▶ **CHALLENGE**:
Your task is to transcribe all of the data below exactly, omitting the images.

▶ **RECORDS FOR THIS TASK**:
══════════

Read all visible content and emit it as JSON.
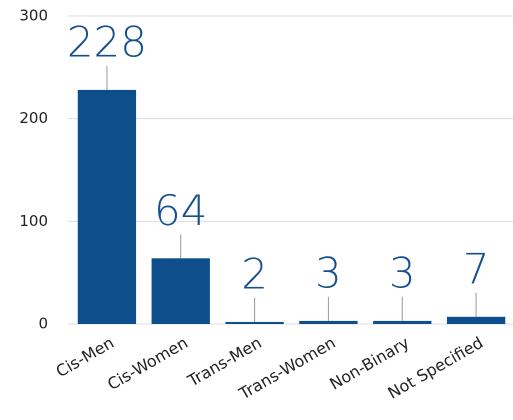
{
  "chart_data": {
    "type": "bar",
    "categories": [
      "Cis-Men",
      "Cis-Women",
      "Trans-Men",
      "Trans-Women",
      "Non-Binary",
      "Not Specified"
    ],
    "values": [
      228,
      64,
      2,
      3,
      3,
      7
    ],
    "color": "#0e4f8b",
    "ylim": [
      0,
      300
    ],
    "yticks": [
      0,
      100,
      200,
      300
    ],
    "grid": true
  }
}
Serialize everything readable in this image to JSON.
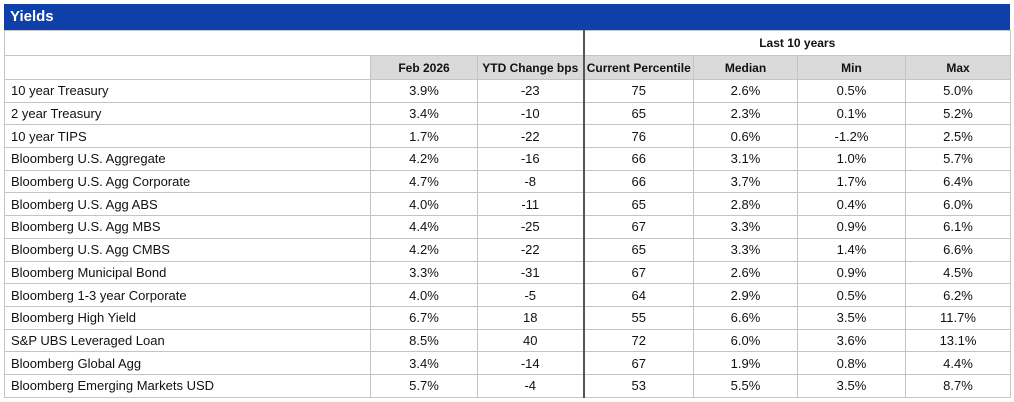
{
  "header": {
    "title": "Yields"
  },
  "table": {
    "group_header": "Last 10 years",
    "columns": [
      "Feb 2026",
      "YTD Change bps",
      "Current Percentile",
      "Median",
      "Min",
      "Max"
    ],
    "rows": [
      [
        "10 year Treasury",
        "3.9%",
        "-23",
        "75",
        "2.6%",
        "0.5%",
        "5.0%"
      ],
      [
        "2 year Treasury",
        "3.4%",
        "-10",
        "65",
        "2.3%",
        "0.1%",
        "5.2%"
      ],
      [
        "10 year TIPS",
        "1.7%",
        "-22",
        "76",
        "0.6%",
        "-1.2%",
        "2.5%"
      ],
      [
        "Bloomberg U.S. Aggregate",
        "4.2%",
        "-16",
        "66",
        "3.1%",
        "1.0%",
        "5.7%"
      ],
      [
        "Bloomberg U.S. Agg Corporate",
        "4.7%",
        "-8",
        "66",
        "3.7%",
        "1.7%",
        "6.4%"
      ],
      [
        "Bloomberg U.S. Agg ABS",
        "4.0%",
        "-11",
        "65",
        "2.8%",
        "0.4%",
        "6.0%"
      ],
      [
        "Bloomberg U.S. Agg MBS",
        "4.4%",
        "-25",
        "67",
        "3.3%",
        "0.9%",
        "6.1%"
      ],
      [
        "Bloomberg U.S. Agg CMBS",
        "4.2%",
        "-22",
        "65",
        "3.3%",
        "1.4%",
        "6.6%"
      ],
      [
        "Bloomberg Municipal Bond",
        "3.3%",
        "-31",
        "67",
        "2.6%",
        "0.9%",
        "4.5%"
      ],
      [
        "Bloomberg 1-3 year Corporate",
        "4.0%",
        "-5",
        "64",
        "2.9%",
        "0.5%",
        "6.2%"
      ],
      [
        "Bloomberg High Yield",
        "6.7%",
        "18",
        "55",
        "6.6%",
        "3.5%",
        "11.7%"
      ],
      [
        "S&P UBS Leveraged Loan",
        "8.5%",
        "40",
        "72",
        "6.0%",
        "3.6%",
        "13.1%"
      ],
      [
        "Bloomberg Global Agg",
        "3.4%",
        "-14",
        "67",
        "1.9%",
        "0.8%",
        "4.4%"
      ],
      [
        "Bloomberg Emerging Markets USD",
        "5.7%",
        "-4",
        "53",
        "5.5%",
        "3.5%",
        "8.7%"
      ]
    ]
  }
}
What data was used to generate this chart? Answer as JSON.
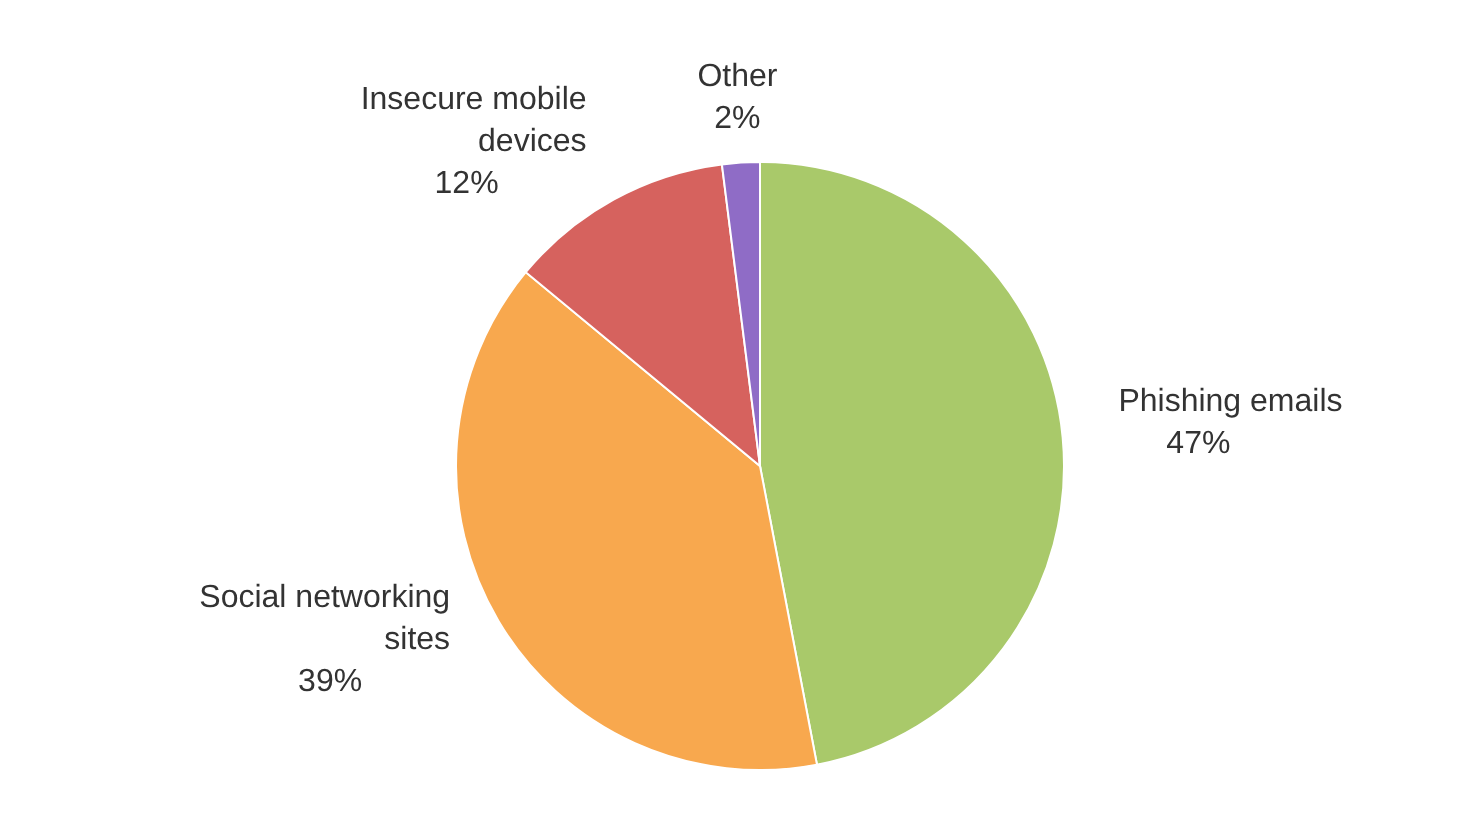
{
  "chart_data": {
    "type": "pie",
    "categories": [
      "Phishing emails",
      "Social networking sites",
      "Insecure mobile devices",
      "Other"
    ],
    "values": [
      47,
      39,
      12,
      2
    ],
    "value_labels": [
      "47%",
      "39%",
      "12%",
      "2%"
    ],
    "colors": [
      "#a9c96a",
      "#f8a84e",
      "#d6625e",
      "#8f6cc6"
    ],
    "legend": false
  }
}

══════════

▶ **WRITTEN RESPONSE**:
Read all visible content and emit it as JSON.
{
  "chart_data": {
    "type": "bar",
    "categories": [
      "Cis-Men",
      "Cis-Women",
      "Trans-Men",
      "Trans-Women",
      "Non-Binary",
      "Not Specified"
    ],
    "values": [
      228,
      64,
      2,
      3,
      3,
      7
    ],
    "color": "#0e4f8b",
    "ylim": [
      0,
      300
    ],
    "yticks": [
      0,
      100,
      200,
      300
    ],
    "grid": true
  }
}
Serialize everything readable in this image to JSON.
{
  "header": {
    "title": "Yields"
  },
  "table": {
    "group_header": "Last 10 years",
    "columns": [
      "Feb 2026",
      "YTD Change bps",
      "Current Percentile",
      "Median",
      "Min",
      "Max"
    ],
    "rows": [
      [
        "10 year Treasury",
        "3.9%",
        "-23",
        "75",
        "2.6%",
        "0.5%",
        "5.0%"
      ],
      [
        "2 year Treasury",
        "3.4%",
        "-10",
        "65",
        "2.3%",
        "0.1%",
        "5.2%"
      ],
      [
        "10 year TIPS",
        "1.7%",
        "-22",
        "76",
        "0.6%",
        "-1.2%",
        "2.5%"
      ],
      [
        "Bloomberg U.S. Aggregate",
        "4.2%",
        "-16",
        "66",
        "3.1%",
        "1.0%",
        "5.7%"
      ],
      [
        "Bloomberg U.S. Agg Corporate",
        "4.7%",
        "-8",
        "66",
        "3.7%",
        "1.7%",
        "6.4%"
      ],
      [
        "Bloomberg U.S. Agg ABS",
        "4.0%",
        "-11",
        "65",
        "2.8%",
        "0.4%",
        "6.0%"
      ],
      [
        "Bloomberg U.S. Agg MBS",
        "4.4%",
        "-25",
        "67",
        "3.3%",
        "0.9%",
        "6.1%"
      ],
      [
        "Bloomberg U.S. Agg CMBS",
        "4.2%",
        "-22",
        "65",
        "3.3%",
        "1.4%",
        "6.6%"
      ],
      [
        "Bloomberg Municipal Bond",
        "3.3%",
        "-31",
        "67",
        "2.6%",
        "0.9%",
        "4.5%"
      ],
      [
        "Bloomberg 1-3 year Corporate",
        "4.0%",
        "-5",
        "64",
        "2.9%",
        "0.5%",
        "6.2%"
      ],
      [
        "Bloomberg High Yield",
        "6.7%",
        "18",
        "55",
        "6.6%",
        "3.5%",
        "11.7%"
      ],
      [
        "S&P UBS Leveraged Loan",
        "8.5%",
        "40",
        "72",
        "6.0%",
        "3.6%",
        "13.1%"
      ],
      [
        "Bloomberg Global Agg",
        "3.4%",
        "-14",
        "67",
        "1.9%",
        "0.8%",
        "4.4%"
      ],
      [
        "Bloomberg Emerging Markets USD",
        "5.7%",
        "-4",
        "53",
        "5.5%",
        "3.5%",
        "8.7%"
      ]
    ]
  }
}
What data was used to generate this chart? Answer as JSON.
{
  "chart_data": {
    "type": "pie",
    "categories": [
      "Phishing emails",
      "Social networking sites",
      "Insecure mobile devices",
      "Other"
    ],
    "values": [
      47,
      39,
      12,
      2
    ],
    "value_labels": [
      "47%",
      "39%",
      "12%",
      "2%"
    ],
    "colors": [
      "#a9c96a",
      "#f8a84e",
      "#d6625e",
      "#8f6cc6"
    ],
    "legend": false
  }
}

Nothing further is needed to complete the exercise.